## Given request
Give the number of lines that include the string "with", nothing more.

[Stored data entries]
__________

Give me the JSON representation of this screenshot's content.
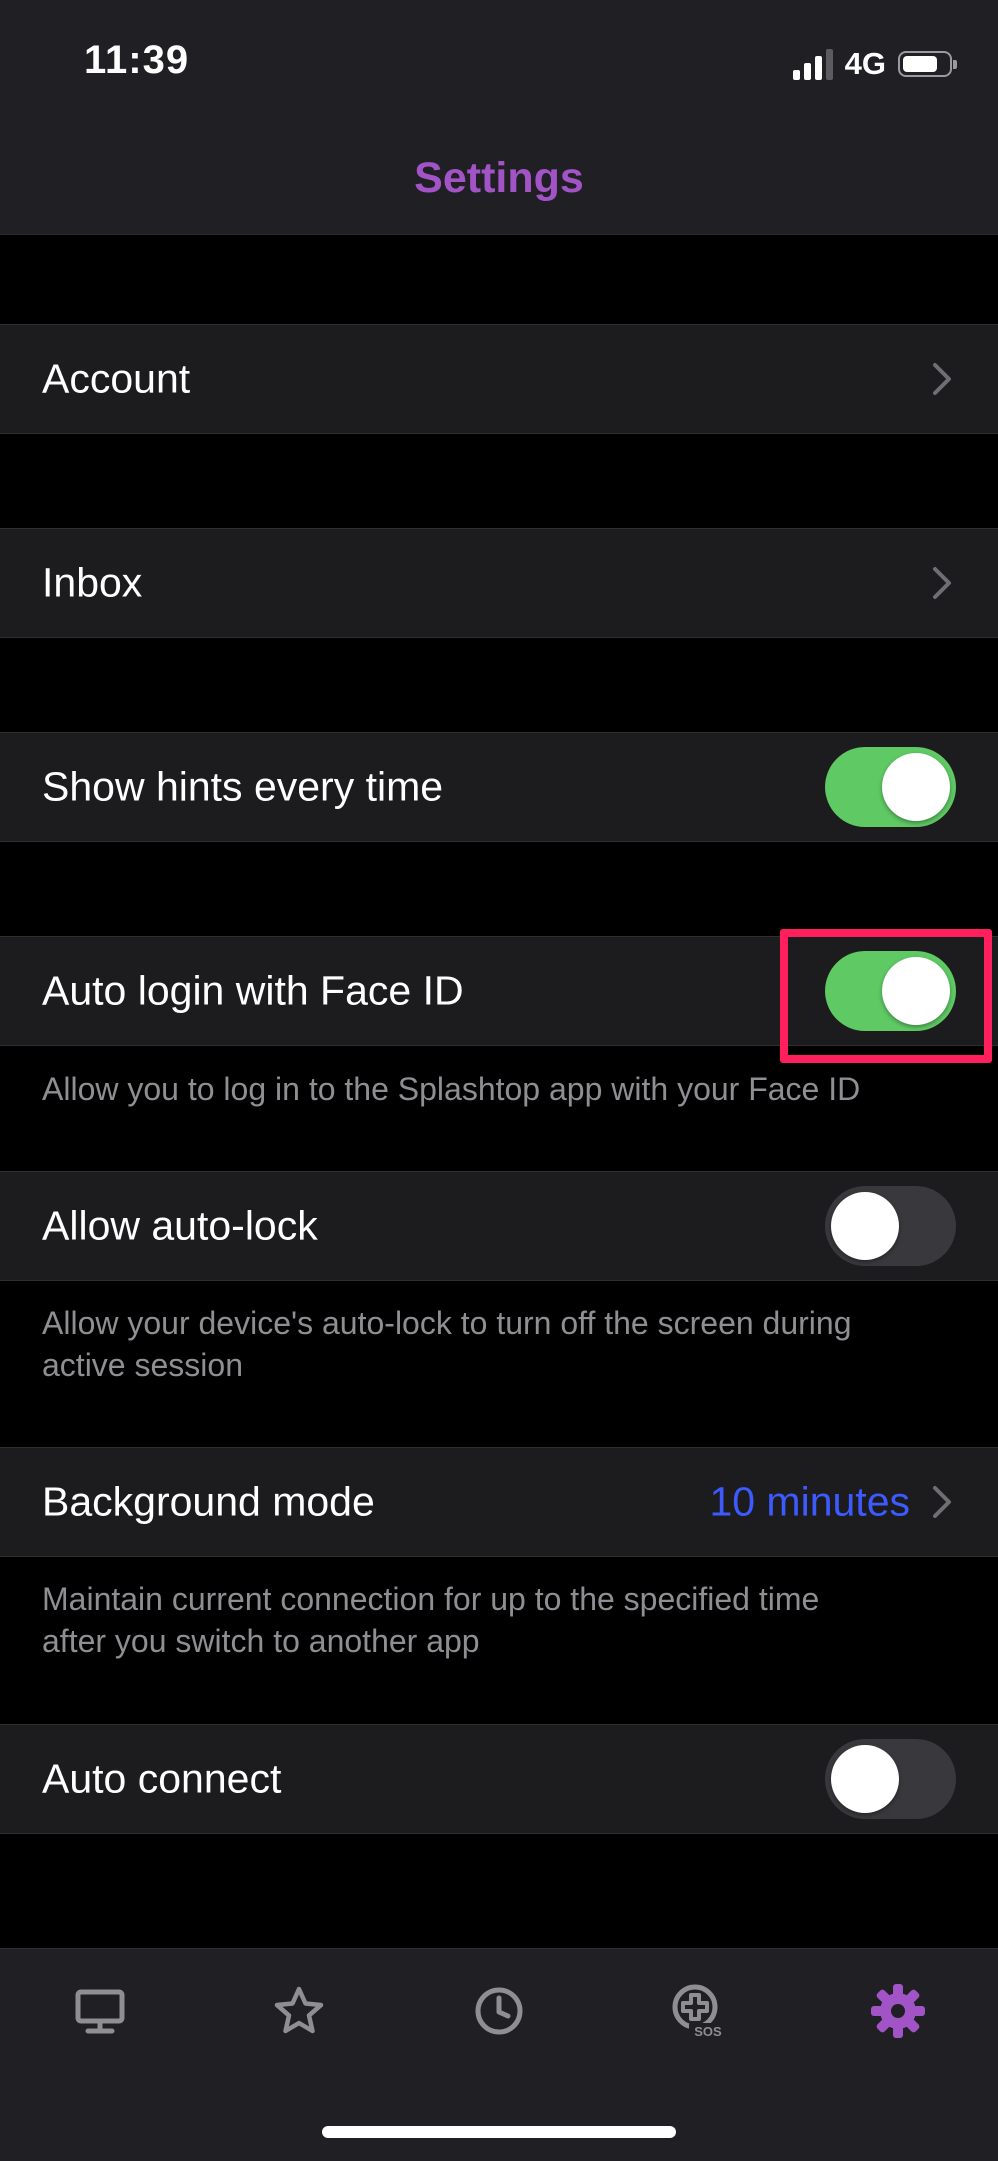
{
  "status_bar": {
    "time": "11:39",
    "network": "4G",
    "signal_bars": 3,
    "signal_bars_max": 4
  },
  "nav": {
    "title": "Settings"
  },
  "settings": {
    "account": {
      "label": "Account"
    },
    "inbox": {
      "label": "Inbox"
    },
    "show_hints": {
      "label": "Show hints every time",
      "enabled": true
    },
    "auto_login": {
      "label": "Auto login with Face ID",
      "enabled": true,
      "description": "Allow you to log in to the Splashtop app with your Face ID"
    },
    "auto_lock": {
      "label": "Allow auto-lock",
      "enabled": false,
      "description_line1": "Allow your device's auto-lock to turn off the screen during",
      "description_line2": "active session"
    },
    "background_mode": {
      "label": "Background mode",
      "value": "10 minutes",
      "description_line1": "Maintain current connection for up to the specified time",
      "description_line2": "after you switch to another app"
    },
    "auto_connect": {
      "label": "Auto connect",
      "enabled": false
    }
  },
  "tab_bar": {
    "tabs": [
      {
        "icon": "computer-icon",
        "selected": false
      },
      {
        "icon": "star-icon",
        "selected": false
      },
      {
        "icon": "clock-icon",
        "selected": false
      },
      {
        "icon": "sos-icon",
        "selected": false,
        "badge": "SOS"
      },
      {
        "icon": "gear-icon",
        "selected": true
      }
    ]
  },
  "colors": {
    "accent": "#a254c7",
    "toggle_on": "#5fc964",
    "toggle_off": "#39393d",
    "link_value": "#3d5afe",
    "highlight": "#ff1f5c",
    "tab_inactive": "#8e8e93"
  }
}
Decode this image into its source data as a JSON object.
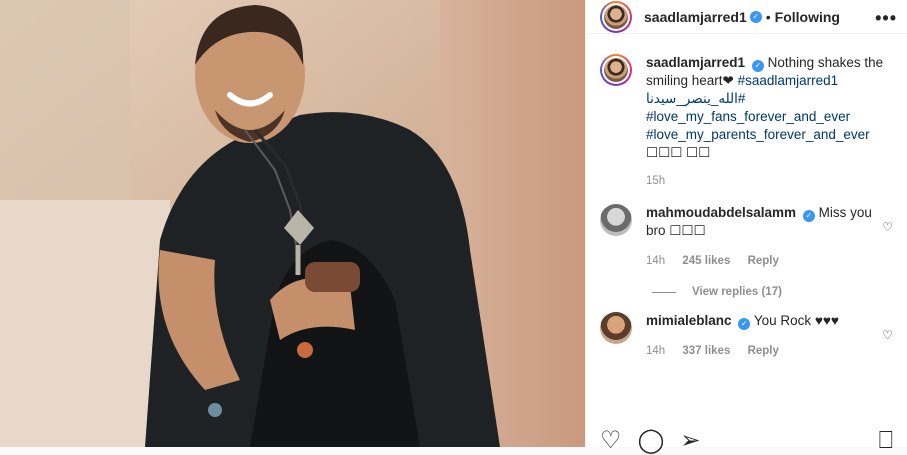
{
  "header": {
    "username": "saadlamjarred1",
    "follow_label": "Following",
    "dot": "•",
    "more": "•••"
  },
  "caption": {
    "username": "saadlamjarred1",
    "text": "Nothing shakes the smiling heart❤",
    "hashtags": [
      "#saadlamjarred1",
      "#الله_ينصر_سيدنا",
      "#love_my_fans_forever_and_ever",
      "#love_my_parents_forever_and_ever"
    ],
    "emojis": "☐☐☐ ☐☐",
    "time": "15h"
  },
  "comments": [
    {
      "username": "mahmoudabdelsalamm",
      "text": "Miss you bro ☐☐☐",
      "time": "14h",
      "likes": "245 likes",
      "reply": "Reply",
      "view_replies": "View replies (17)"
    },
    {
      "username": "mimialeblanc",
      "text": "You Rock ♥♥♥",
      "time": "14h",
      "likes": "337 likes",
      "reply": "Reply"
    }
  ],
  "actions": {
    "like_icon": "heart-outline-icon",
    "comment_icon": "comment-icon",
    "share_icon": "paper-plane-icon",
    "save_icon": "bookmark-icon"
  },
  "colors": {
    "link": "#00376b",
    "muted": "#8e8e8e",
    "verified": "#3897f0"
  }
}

__________

## Response to this exercise
2